### What the exercise asks
Your task is to print all of the data word for word.

(Data extracted from a collection)
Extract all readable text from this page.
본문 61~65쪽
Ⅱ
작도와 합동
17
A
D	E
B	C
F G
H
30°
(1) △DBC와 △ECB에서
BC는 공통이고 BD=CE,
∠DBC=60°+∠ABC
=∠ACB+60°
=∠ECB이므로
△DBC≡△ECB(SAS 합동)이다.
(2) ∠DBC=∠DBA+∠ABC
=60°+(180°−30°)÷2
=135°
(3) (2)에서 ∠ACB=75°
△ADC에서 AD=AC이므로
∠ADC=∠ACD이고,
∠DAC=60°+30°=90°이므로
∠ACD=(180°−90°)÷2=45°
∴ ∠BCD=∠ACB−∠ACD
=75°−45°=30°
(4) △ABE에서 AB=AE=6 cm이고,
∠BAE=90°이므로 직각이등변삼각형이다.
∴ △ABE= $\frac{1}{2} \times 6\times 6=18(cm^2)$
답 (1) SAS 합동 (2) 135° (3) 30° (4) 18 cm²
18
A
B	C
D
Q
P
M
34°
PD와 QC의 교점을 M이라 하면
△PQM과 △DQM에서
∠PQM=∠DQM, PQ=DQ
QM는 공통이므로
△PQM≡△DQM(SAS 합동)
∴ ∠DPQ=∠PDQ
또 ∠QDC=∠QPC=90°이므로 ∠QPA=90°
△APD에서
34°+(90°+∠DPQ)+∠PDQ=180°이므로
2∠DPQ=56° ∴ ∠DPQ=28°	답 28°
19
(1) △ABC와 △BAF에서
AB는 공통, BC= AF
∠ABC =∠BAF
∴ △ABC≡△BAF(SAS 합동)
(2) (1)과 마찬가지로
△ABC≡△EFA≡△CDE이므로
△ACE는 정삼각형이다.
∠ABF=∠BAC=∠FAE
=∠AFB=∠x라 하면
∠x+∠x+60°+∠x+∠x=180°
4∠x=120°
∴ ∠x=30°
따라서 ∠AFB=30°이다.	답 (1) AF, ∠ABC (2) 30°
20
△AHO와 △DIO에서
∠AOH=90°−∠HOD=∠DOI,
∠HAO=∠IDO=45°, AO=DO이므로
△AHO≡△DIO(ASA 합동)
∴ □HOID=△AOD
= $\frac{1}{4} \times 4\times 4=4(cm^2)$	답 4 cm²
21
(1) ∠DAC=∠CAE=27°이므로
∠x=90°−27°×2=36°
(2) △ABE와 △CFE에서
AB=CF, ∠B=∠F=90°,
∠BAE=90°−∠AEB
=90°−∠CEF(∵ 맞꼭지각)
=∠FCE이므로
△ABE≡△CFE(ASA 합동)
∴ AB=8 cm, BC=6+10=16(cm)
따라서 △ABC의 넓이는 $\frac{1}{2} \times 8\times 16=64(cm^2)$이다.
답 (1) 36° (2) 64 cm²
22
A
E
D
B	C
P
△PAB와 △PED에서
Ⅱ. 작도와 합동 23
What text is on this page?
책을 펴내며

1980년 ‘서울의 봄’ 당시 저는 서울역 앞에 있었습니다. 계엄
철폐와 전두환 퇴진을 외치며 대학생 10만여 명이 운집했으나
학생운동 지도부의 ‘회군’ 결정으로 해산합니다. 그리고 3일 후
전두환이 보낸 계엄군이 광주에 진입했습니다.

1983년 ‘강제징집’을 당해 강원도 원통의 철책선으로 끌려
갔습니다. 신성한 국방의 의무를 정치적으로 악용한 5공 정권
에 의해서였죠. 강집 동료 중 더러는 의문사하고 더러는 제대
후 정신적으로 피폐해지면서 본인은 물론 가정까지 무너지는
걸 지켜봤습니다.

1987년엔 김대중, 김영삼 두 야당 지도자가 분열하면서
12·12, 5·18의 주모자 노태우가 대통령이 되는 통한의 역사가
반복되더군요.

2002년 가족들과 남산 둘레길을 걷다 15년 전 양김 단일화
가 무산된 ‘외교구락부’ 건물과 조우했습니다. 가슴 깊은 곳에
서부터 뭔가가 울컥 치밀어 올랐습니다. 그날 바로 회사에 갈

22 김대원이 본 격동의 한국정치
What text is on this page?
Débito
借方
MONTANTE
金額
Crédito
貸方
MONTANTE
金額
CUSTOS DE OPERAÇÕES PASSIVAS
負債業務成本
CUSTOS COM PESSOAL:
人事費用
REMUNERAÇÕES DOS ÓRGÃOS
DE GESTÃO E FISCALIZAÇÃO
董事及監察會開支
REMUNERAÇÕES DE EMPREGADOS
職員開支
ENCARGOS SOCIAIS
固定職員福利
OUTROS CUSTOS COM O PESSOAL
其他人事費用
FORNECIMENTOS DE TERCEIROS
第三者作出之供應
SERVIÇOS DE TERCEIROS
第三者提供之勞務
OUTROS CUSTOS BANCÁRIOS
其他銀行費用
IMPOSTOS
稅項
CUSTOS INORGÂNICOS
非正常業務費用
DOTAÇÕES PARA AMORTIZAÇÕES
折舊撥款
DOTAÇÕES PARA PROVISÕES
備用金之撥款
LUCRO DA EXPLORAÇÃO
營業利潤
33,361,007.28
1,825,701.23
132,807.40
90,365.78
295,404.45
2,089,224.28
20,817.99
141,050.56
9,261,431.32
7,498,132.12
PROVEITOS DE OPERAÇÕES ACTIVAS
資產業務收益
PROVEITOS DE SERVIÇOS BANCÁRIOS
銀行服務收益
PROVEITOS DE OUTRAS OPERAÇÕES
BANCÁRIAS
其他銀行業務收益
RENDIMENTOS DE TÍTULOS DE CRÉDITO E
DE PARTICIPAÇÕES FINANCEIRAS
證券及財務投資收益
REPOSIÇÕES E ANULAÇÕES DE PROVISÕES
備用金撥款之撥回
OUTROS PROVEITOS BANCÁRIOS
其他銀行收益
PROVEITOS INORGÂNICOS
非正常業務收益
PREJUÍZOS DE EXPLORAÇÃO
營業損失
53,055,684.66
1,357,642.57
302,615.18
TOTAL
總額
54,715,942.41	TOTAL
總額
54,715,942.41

### Exercise response
Extract all readable text from this page.
본문 61~65쪽
Ⅱ
작도와 합동
17
A
D	E
B	C
F G
H
30°
(1) △DBC와 △ECB에서
BC는 공통이고 BD=CE,
∠DBC=60°+∠ABC
=∠ACB+60°
=∠ECB이므로
△DBC≡△ECB(SAS 합동)이다.
(2) ∠DBC=∠DBA+∠ABC
=60°+(180°−30°)÷2
=135°
(3) (2)에서 ∠ACB=75°
△ADC에서 AD=AC이므로
∠ADC=∠ACD이고,
∠DAC=60°+30°=90°이므로
∠ACD=(180°−90°)÷2=45°
∴ ∠BCD=∠ACB−∠ACD
=75°−45°=30°
(4) △ABE에서 AB=AE=6 cm이고,
∠BAE=90°이므로 직각이등변삼각형이다.
∴ △ABE= $\frac{1}{2} \times 6\times 6=18(cm^2)$
답 (1) SAS 합동 (2) 135° (3) 30° (4) 18 cm²
18
A
B	C
D
Q
P
M
34°
PD와 QC의 교점을 M이라 하면
△PQM과 △DQM에서
∠PQM=∠DQM, PQ=DQ
QM는 공통이므로
△PQM≡△DQM(SAS 합동)
∴ ∠DPQ=∠PDQ
또 ∠QDC=∠QPC=90°이므로 ∠QPA=90°
△APD에서
34°+(90°+∠DPQ)+∠PDQ=180°이므로
2∠DPQ=56° ∴ ∠DPQ=28°	답 28°
19
(1) △ABC와 △BAF에서
AB는 공통, BC= AF
∠ABC =∠BAF
∴ △ABC≡△BAF(SAS 합동)
(2) (1)과 마찬가지로
△ABC≡△EFA≡△CDE이므로
△ACE는 정삼각형이다.
∠ABF=∠BAC=∠FAE
=∠AFB=∠x라 하면
∠x+∠x+60°+∠x+∠x=180°
4∠x=120°
∴ ∠x=30°
따라서 ∠AFB=30°이다.	답 (1) AF, ∠ABC (2) 30°
20
△AHO와 △DIO에서
∠AOH=90°−∠HOD=∠DOI,
∠HAO=∠IDO=45°, AO=DO이므로
△AHO≡△DIO(ASA 합동)
∴ □HOID=△AOD
= $\frac{1}{4} \times 4\times 4=4(cm^2)$	답 4 cm²
21
(1) ∠DAC=∠CAE=27°이므로
∠x=90°−27°×2=36°
(2) △ABE와 △CFE에서
AB=CF, ∠B=∠F=90°,
∠BAE=90°−∠AEB
=90°−∠CEF(∵ 맞꼭지각)
=∠FCE이므로
△ABE≡△CFE(ASA 합동)
∴ AB=8 cm, BC=6+10=16(cm)
따라서 △ABC의 넓이는 $\frac{1}{2} \times 8\times 16=64(cm^2)$이다.
답 (1) 36° (2) 64 cm²
22
A
E
D
B	C
P
△PAB와 △PED에서
Ⅱ. 작도와 합동 23
What text is on this page?
책을 펴내며

1980년 ‘서울의 봄’ 당시 저는 서울역 앞에 있었습니다. 계엄
철폐와 전두환 퇴진을 외치며 대학생 10만여 명이 운집했으나
학생운동 지도부의 ‘회군’ 결정으로 해산합니다. 그리고 3일 후
전두환이 보낸 계엄군이 광주에 진입했습니다.

1983년 ‘강제징집’을 당해 강원도 원통의 철책선으로 끌려
갔습니다. 신성한 국방의 의무를 정치적으로 악용한 5공 정권
에 의해서였죠. 강집 동료 중 더러는 의문사하고 더러는 제대
후 정신적으로 피폐해지면서 본인은 물론 가정까지 무너지는
걸 지켜봤습니다.

1987년엔 김대중, 김영삼 두 야당 지도자가 분열하면서
12·12, 5·18의 주모자 노태우가 대통령이 되는 통한의 역사가
반복되더군요.

2002년 가족들과 남산 둘레길을 걷다 15년 전 양김 단일화
가 무산된 ‘외교구락부’ 건물과 조우했습니다. 가슴 깊은 곳에
서부터 뭔가가 울컥 치밀어 올랐습니다. 그날 바로 회사에 갈

22 김대원이 본 격동의 한국정치
What text is on this page?
Débito
借方
MONTANTE
金額
Crédito
貸方
MONTANTE
金額
CUSTOS DE OPERAÇÕES PASSIVAS
負債業務成本
CUSTOS COM PESSOAL:
人事費用
REMUNERAÇÕES DOS ÓRGÃOS
DE GESTÃO E FISCALIZAÇÃO
董事及監察會開支
REMUNERAÇÕES DE EMPREGADOS
職員開支
ENCARGOS SOCIAIS
固定職員福利
OUTROS CUSTOS COM O PESSOAL
其他人事費用
FORNECIMENTOS DE TERCEIROS
第三者作出之供應
SERVIÇOS DE TERCEIROS
第三者提供之勞務
OUTROS CUSTOS BANCÁRIOS
其他銀行費用
IMPOSTOS
稅項
CUSTOS INORGÂNICOS
非正常業務費用
DOTAÇÕES PARA AMORTIZAÇÕES
折舊撥款
DOTAÇÕES PARA PROVISÕES
備用金之撥款
LUCRO DA EXPLORAÇÃO
營業利潤
33,361,007.28
1,825,701.23
132,807.40
90,365.78
295,404.45
2,089,224.28
20,817.99
141,050.56
9,261,431.32
7,498,132.12
PROVEITOS DE OPERAÇÕES ACTIVAS
資產業務收益
PROVEITOS DE SERVIÇOS BANCÁRIOS
銀行服務收益
PROVEITOS DE OUTRAS OPERAÇÕES
BANCÁRIAS
其他銀行業務收益
RENDIMENTOS DE TÍTULOS DE CRÉDITO E
DE PARTICIPAÇÕES FINANCEIRAS
證券及財務投資收益
REPOSIÇÕES E ANULAÇÕES DE PROVISÕES
備用金撥款之撥回
OUTROS PROVEITOS BANCÁRIOS
其他銀行收益
PROVEITOS INORGÂNICOS
非正常業務收益
PREJUÍZOS DE EXPLORAÇÃO
營業損失
53,055,684.66
1,357,642.57
302,615.18
TOTAL
總額
54,715,942.41	TOTAL
總額
54,715,942.41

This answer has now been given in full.